**Selected passage**
····················

Inspiration
Every server I managed required five different tools. Cockpit gave me metrics but couldn't deploy apps. Coolify deployed apps but showed nothing about OS health. Webmin edited configs but had no container awareness. At 2 AM, debugging a downed server meant running htop, docker logs, journalctl, and ufw status — four different syntaxes, four different mental models. I was paying for servers and spending more time managing tools than building products. No existing project even attempted to unify these layers. So I built one that does.
What it does
Orbit is a single Go binary — under 18MB — that embeds a complete server management platform. It provides real-time per-process CPU, memory, disk, and network graphs with a 24-hour ring buffer via WebSocket streaming. It manages systemd services, Docker containers, and PM2 processes from a unified interface with a built-in unit file editor. It streams logs from any file or journald unit in real-time with full-text search. It provides visual nftables/UFW firewall rule editing with conflict detection. It supports GitOps deployments triggered by webhooks from any Git provider, with zero-downtime blue/green deployment and automatic rollback. It includes a full user profile system with display names, avatar color pickers, TOTP two-factor authentication with QR codes and backup codes, session management with per-device revoke, and a timestamped activity audit trail. It exposes an MCP server for AI agents to query server state and trigger actions through scoped Unix sockets. Everything serves from one port with self-signed TLS. No agents. No external database. No runtime dependencies beyond the Linux kernel.
How we built it
The backend is Go 1.22 using only net/http for HTTP/2 serving, gorilla/websocket for live metric and log streams, gopsutil for /proc abstraction, go-sqlite3 for user accounts and configuration, and bbolt for the metric ring buffer. Authentication uses golang-jwt with bcrypt password hashing via golang.org/x/crypto. TOTP two-factor authentication is implemented following RFC 6238 with QR code generation for authenticator apps. The frontend is React 18 with TypeScript, built with Vite 5, using recharts for time-series graphs, xterm.js for the built-in terminal and log viewer, zustand for global state management, and @tanstack/react-query for server state. The entire React SPA compiles to static files and embeds into the Go binary via go:embed. Database migrations are handled with a custom migration runner operating on the embedded SQLite database. GoReleaser cross-compiles for amd64, arm64, and armv7, producing .deb, .rpm, and tarball artifacts. GitHub Actions handles CI/CD with four workflows: CI (lint, test, build on every push), Release (GoReleaser on version tags), Pages (documentation site deployment), and Security (weekly govulncheck and CodeQL scanning).
Challenges we ran into
CGO with SQLite broke cross-compilation. Go's standard cross-compiler doesn't work when C code is involved, so every ARM build required a native ARM64 GitHub Actions runner with the correct cross-compilation toolchain. One missing library produced a binary that linked against the wrong SQLite version, crashing on startup.
The /proc filesystem format varies subtly across distributions. Ubuntu 24.04 reports memory statistics differently than Debian 11. ARM64 kernels on Raspberry Pi expose CPU frequencies in a different structure than x86_64 cloud instances. What worked perfectly on my development machine returned zero values on a user's Rockchip board.

····················

**Given problem 1**
Translate this sentence from the Orbit write-up into Spanish: "Everything serves from one port with self-signed TLS."
**Given problem 2**
Please continue the write-up about the Orbit server tool above from the point where it stops.

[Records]
····················

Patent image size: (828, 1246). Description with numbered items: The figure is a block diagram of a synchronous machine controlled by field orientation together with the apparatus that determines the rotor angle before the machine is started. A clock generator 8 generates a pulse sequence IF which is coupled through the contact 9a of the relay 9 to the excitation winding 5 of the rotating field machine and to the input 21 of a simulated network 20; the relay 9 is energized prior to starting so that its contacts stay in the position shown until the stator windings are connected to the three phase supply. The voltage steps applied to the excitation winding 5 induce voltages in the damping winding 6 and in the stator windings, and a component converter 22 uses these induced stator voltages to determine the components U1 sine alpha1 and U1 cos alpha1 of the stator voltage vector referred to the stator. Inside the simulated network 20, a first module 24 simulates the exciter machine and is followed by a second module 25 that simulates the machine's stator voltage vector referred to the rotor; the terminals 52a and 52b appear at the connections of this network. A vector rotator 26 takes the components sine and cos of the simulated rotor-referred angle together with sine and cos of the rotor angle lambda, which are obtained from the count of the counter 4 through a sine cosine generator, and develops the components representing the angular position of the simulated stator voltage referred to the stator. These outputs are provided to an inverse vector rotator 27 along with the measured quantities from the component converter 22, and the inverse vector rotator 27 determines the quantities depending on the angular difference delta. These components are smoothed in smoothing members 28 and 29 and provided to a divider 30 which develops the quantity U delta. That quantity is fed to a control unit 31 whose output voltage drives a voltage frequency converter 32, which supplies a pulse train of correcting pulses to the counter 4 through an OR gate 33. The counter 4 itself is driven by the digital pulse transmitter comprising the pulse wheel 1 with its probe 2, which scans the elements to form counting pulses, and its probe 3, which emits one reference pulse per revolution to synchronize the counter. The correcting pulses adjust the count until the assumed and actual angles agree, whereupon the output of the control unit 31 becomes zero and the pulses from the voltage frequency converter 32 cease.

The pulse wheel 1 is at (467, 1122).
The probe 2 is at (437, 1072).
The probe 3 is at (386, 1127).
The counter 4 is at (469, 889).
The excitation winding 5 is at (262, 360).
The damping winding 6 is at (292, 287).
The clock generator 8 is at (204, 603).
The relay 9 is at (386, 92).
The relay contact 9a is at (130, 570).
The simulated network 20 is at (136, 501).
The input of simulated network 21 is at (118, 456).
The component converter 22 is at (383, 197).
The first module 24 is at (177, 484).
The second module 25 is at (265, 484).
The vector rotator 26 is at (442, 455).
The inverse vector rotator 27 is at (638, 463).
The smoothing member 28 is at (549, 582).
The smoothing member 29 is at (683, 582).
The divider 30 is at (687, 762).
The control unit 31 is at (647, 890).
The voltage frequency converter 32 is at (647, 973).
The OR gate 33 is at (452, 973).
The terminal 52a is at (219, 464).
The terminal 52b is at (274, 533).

····················

**Written answer 1**
Todo se sirve desde un solo puerto con TLS autofirmado.

**Written answer 2**
nftables rule parsing was unexpectedly complex. Reading rules created by Docker, fail2ban, or a previous administrator's custom script — and displaying them alongside Orbit-managed rules without breaking anything — required building a bidirectional parser that could handle nftables' full ruleset format with sets, maps, and verdict chains.
The TOTP implementation required careful time synchronization handling. RFC 6238 allows for clock drift, but different authenticator apps and server clock skew created edge cases where valid codes were rejected. Adding a time drift tolerance window and testing against Google Authenticator, Authy, and Bitwarden revealed subtle differences in code generation timing.
The bus factor of one was the hardest non-technical challenge. Every commit, every code review, every release, every support question flows through one person. Building a comprehensive profile and security system meant users now expect production-grade reliability — and being the sole developer carrying that expectation required disciplined testing and documentation habits.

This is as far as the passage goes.